Aim – In full and without deviation, write out the entries that follow.

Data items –
● ● ● ●
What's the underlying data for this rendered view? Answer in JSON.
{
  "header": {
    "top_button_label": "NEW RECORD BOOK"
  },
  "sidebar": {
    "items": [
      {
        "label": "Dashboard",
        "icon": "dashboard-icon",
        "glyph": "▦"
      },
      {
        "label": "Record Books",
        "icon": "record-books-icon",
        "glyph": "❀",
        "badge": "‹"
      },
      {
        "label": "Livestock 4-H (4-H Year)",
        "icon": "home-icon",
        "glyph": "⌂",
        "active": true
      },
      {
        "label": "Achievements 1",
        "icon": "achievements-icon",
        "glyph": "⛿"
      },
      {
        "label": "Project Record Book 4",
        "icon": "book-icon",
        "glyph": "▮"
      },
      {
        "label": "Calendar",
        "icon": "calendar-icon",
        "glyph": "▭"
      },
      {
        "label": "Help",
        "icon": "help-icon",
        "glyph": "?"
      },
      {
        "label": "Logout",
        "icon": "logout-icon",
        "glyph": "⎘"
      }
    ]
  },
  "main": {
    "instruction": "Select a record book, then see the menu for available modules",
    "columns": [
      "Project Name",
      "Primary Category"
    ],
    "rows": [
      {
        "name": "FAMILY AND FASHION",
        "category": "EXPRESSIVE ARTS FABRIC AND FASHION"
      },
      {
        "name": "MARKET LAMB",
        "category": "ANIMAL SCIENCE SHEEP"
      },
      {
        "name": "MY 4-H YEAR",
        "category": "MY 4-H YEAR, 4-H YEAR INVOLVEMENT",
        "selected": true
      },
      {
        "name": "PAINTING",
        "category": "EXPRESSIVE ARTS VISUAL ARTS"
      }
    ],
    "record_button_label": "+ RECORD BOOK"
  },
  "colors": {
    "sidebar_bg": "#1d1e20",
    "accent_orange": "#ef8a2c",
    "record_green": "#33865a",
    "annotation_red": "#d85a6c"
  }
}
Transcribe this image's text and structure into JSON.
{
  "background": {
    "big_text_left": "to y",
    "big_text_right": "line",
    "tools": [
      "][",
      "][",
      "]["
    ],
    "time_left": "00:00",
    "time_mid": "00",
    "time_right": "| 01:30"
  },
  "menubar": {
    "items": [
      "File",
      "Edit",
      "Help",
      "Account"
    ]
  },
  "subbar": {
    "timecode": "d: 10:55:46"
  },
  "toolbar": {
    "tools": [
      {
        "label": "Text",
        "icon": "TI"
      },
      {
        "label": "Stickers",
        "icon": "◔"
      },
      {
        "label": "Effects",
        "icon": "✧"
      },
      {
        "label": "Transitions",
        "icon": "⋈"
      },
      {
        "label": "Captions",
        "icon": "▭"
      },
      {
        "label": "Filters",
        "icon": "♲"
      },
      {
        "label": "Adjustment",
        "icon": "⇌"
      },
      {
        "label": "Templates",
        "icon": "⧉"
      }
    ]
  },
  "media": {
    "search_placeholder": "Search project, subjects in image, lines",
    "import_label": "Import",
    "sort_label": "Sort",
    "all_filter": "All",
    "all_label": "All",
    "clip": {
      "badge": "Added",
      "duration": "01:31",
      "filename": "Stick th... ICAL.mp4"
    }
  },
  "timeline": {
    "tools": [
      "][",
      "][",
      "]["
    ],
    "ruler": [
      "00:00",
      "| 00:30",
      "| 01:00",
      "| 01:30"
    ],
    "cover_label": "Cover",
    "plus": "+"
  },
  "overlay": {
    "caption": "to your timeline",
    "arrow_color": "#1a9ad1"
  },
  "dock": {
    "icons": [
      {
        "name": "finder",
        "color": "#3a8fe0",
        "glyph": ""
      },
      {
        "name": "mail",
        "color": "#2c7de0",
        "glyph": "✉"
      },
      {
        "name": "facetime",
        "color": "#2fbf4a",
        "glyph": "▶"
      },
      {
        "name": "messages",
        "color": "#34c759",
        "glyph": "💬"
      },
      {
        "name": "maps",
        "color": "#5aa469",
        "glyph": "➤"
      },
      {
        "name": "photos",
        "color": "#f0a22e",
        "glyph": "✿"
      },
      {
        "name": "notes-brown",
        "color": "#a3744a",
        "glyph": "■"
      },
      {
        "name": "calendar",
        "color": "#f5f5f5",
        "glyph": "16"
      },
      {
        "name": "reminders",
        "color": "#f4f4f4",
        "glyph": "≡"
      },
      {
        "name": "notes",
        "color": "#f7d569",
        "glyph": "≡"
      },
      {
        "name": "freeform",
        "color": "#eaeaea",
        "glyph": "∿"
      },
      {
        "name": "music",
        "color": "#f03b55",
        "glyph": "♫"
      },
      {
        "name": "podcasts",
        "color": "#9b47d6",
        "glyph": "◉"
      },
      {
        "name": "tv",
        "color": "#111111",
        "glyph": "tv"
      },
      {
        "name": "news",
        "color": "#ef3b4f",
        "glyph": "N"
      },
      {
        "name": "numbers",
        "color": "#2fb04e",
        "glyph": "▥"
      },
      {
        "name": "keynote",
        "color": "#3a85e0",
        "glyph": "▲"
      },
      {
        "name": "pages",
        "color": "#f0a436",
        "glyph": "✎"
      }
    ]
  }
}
● ● ● ●
Solution for this task –
What's the underlying data for this rendered view? Answer in JSON.
{
  "header": {
    "top_button_label": "NEW RECORD BOOK"
  },
  "sidebar": {
    "items": [
      {
        "label": "Dashboard",
        "icon": "dashboard-icon",
        "glyph": "▦"
      },
      {
        "label": "Record Books",
        "icon": "record-books-icon",
        "glyph": "❀",
        "badge": "‹"
      },
      {
        "label": "Livestock 4-H (4-H Year)",
        "icon": "home-icon",
        "glyph": "⌂",
        "active": true
      },
      {
        "label": "Achievements 1",
        "icon": "achievements-icon",
        "glyph": "⛿"
      },
      {
        "label": "Project Record Book 4",
        "icon": "book-icon",
        "glyph": "▮"
      },
      {
        "label": "Calendar",
        "icon": "calendar-icon",
        "glyph": "▭"
      },
      {
        "label": "Help",
        "icon": "help-icon",
        "glyph": "?"
      },
      {
        "label": "Logout",
        "icon": "logout-icon",
        "glyph": "⎘"
      }
    ]
  },
  "main": {
    "instruction": "Select a record book, then see the menu for available modules",
    "columns": [
      "Project Name",
      "Primary Category"
    ],
    "rows": [
      {
        "name": "FAMILY AND FASHION",
        "category": "EXPRESSIVE ARTS FABRIC AND FASHION"
      },
      {
        "name": "MARKET LAMB",
        "category": "ANIMAL SCIENCE SHEEP"
      },
      {
        "name": "MY 4-H YEAR",
        "category": "MY 4-H YEAR, 4-H YEAR INVOLVEMENT",
        "selected": true
      },
      {
        "name": "PAINTING",
        "category": "EXPRESSIVE ARTS VISUAL ARTS"
      }
    ],
    "record_button_label": "+ RECORD BOOK"
  },
  "colors": {
    "sidebar_bg": "#1d1e20",
    "accent_orange": "#ef8a2c",
    "record_green": "#33865a",
    "annotation_red": "#d85a6c"
  }
}
Transcribe this image's text and structure into JSON.
{
  "background": {
    "big_text_left": "to y",
    "big_text_right": "line",
    "tools": [
      "][",
      "][",
      "]["
    ],
    "time_left": "00:00",
    "time_mid": "00",
    "time_right": "| 01:30"
  },
  "menubar": {
    "items": [
      "File",
      "Edit",
      "Help",
      "Account"
    ]
  },
  "subbar": {
    "timecode": "d: 10:55:46"
  },
  "toolbar": {
    "tools": [
      {
        "label": "Text",
        "icon": "TI"
      },
      {
        "label": "Stickers",
        "icon": "◔"
      },
      {
        "label": "Effects",
        "icon": "✧"
      },
      {
        "label": "Transitions",
        "icon": "⋈"
      },
      {
        "label": "Captions",
        "icon": "▭"
      },
      {
        "label": "Filters",
        "icon": "♲"
      },
      {
        "label": "Adjustment",
        "icon": "⇌"
      },
      {
        "label": "Templates",
        "icon": "⧉"
      }
    ]
  },
  "media": {
    "search_placeholder": "Search project, subjects in image, lines",
    "import_label": "Import",
    "sort_label": "Sort",
    "all_filter": "All",
    "all_label": "All",
    "clip": {
      "badge": "Added",
      "duration": "01:31",
      "filename": "Stick th... ICAL.mp4"
    }
  },
  "timeline": {
    "tools": [
      "][",
      "][",
      "]["
    ],
    "ruler": [
      "00:00",
      "| 00:30",
      "| 01:00",
      "| 01:30"
    ],
    "cover_label": "Cover",
    "plus": "+"
  },
  "overlay": {
    "caption": "to your timeline",
    "arrow_color": "#1a9ad1"
  },
  "dock": {
    "icons": [
      {
        "name": "finder",
        "color": "#3a8fe0",
        "glyph": ""
      },
      {
        "name": "mail",
        "color": "#2c7de0",
        "glyph": "✉"
      },
      {
        "name": "facetime",
        "color": "#2fbf4a",
        "glyph": "▶"
      },
      {
        "name": "messages",
        "color": "#34c759",
        "glyph": "💬"
      },
      {
        "name": "maps",
        "color": "#5aa469",
        "glyph": "➤"
      },
      {
        "name": "photos",
        "color": "#f0a22e",
        "glyph": "✿"
      },
      {
        "name": "notes-brown",
        "color": "#a3744a",
        "glyph": "■"
      },
      {
        "name": "calendar",
        "color": "#f5f5f5",
        "glyph": "16"
      },
      {
        "name": "reminders",
        "color": "#f4f4f4",
        "glyph": "≡"
      },
      {
        "name": "notes",
        "color": "#f7d569",
        "glyph": "≡"
      },
      {
        "name": "freeform",
        "color": "#eaeaea",
        "glyph": "∿"
      },
      {
        "name": "music",
        "color": "#f03b55",
        "glyph": "♫"
      },
      {
        "name": "podcasts",
        "color": "#9b47d6",
        "glyph": "◉"
      },
      {
        "name": "tv",
        "color": "#111111",
        "glyph": "tv"
      },
      {
        "name": "news",
        "color": "#ef3b4f",
        "glyph": "N"
      },
      {
        "name": "numbers",
        "color": "#2fb04e",
        "glyph": "▥"
      },
      {
        "name": "keynote",
        "color": "#3a85e0",
        "glyph": "▲"
      },
      {
        "name": "pages",
        "color": "#f0a436",
        "glyph": "✎"
      }
    ]
  }
}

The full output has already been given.